======== PROVIDED MATERIAL

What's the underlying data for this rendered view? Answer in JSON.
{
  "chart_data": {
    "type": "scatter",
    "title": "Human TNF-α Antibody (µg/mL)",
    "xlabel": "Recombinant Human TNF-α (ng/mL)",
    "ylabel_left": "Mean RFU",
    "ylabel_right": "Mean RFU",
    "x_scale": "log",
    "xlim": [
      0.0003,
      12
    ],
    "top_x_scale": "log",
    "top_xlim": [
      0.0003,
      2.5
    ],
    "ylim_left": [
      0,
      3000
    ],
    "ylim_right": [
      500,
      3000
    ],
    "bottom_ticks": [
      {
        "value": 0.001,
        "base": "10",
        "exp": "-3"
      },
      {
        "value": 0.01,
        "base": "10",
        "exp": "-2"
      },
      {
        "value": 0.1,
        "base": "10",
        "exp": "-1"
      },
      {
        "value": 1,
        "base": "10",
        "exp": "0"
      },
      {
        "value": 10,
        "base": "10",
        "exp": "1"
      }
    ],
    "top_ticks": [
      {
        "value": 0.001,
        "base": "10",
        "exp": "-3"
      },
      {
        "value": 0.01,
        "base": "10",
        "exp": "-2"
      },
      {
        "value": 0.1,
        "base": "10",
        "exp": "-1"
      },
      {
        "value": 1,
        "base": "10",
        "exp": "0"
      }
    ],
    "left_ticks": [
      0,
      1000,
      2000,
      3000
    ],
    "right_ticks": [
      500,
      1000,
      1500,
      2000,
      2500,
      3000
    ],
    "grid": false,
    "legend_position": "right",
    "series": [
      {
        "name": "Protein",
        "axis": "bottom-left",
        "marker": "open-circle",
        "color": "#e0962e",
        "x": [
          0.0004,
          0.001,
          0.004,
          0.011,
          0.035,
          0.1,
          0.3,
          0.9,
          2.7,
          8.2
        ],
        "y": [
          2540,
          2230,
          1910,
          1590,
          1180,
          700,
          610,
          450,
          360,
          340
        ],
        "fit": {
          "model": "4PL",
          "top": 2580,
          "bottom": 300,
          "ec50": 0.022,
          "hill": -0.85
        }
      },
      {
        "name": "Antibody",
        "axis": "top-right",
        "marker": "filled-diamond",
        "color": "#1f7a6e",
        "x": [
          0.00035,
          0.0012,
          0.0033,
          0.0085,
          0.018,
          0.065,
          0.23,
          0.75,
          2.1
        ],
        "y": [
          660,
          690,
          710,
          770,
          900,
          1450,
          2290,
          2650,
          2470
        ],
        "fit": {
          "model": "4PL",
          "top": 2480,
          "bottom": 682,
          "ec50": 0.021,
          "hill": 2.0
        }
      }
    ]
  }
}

================

TASK DIRECTIONS ▸
Look for the word "Antibody". Copy out every line of the data that has it.

EXERCISE RESULT ▸
    "title": "Human TNF-α Antibody (µg/mL)",
        "name": "Antibody",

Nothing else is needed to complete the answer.